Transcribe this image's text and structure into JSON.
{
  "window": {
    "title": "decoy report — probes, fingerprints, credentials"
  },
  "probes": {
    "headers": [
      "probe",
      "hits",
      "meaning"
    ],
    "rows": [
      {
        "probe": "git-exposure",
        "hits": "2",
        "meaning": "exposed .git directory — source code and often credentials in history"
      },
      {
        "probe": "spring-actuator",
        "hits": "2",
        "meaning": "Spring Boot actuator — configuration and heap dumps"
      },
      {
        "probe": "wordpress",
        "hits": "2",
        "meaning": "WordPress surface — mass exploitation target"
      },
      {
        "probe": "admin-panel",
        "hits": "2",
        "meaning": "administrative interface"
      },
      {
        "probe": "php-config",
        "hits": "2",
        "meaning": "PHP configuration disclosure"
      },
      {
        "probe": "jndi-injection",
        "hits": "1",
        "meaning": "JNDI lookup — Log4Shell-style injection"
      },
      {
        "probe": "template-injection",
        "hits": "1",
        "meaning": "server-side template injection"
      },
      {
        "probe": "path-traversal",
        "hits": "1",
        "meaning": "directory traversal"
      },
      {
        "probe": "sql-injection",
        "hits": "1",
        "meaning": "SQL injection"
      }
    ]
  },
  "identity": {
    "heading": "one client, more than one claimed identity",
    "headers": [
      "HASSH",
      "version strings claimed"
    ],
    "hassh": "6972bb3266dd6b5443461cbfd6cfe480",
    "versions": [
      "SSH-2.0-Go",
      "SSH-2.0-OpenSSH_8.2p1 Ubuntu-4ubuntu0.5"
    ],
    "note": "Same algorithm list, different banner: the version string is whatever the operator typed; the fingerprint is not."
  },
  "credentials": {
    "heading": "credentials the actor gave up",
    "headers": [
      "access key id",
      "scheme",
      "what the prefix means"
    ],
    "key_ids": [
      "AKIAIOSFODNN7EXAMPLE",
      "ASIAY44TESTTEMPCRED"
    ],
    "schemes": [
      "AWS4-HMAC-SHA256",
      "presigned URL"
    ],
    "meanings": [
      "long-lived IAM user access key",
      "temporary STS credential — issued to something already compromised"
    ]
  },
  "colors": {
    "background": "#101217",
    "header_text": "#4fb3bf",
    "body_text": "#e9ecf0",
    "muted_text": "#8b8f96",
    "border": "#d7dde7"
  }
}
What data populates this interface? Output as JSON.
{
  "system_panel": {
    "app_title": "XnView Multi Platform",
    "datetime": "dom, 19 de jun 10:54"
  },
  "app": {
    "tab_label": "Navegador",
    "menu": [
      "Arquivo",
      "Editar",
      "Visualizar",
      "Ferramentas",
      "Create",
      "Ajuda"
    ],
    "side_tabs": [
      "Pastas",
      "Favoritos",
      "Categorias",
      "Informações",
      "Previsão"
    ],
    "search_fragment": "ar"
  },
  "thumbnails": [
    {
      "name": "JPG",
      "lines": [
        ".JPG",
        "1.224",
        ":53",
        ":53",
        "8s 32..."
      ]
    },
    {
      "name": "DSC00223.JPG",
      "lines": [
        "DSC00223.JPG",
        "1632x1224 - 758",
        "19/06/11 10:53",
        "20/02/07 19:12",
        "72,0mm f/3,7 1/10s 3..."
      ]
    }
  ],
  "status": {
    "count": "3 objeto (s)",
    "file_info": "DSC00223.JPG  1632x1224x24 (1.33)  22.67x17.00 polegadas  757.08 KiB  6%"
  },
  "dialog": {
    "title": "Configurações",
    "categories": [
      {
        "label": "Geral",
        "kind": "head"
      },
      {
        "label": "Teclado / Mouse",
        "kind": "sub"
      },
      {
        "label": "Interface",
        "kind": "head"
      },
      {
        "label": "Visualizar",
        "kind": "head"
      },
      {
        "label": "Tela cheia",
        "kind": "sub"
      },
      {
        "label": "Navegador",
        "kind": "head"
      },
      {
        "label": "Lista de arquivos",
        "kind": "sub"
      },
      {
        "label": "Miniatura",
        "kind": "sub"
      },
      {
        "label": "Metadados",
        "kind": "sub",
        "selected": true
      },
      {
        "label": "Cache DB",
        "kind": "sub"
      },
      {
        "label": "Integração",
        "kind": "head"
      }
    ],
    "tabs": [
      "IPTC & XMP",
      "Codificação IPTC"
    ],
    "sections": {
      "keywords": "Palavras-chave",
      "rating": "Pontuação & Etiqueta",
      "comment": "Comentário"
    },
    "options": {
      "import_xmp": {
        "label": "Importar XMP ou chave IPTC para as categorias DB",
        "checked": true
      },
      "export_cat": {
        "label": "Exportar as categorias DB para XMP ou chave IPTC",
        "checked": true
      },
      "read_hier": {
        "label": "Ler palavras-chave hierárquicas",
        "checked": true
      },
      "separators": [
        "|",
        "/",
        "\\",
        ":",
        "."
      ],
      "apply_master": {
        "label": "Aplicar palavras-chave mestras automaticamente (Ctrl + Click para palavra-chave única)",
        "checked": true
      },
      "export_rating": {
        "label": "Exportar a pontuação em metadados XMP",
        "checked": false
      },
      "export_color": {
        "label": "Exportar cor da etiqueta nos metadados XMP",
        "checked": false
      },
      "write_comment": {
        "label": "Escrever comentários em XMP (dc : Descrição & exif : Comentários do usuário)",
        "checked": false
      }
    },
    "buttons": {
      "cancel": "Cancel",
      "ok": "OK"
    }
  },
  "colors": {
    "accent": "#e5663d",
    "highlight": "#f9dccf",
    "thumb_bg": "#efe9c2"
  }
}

■ **Description of the task**: Scan the entries above for the word "identity" and collect each line holding it.

■ **The answer**:
  "identity": {
    "heading": "one client, more than one claimed identity",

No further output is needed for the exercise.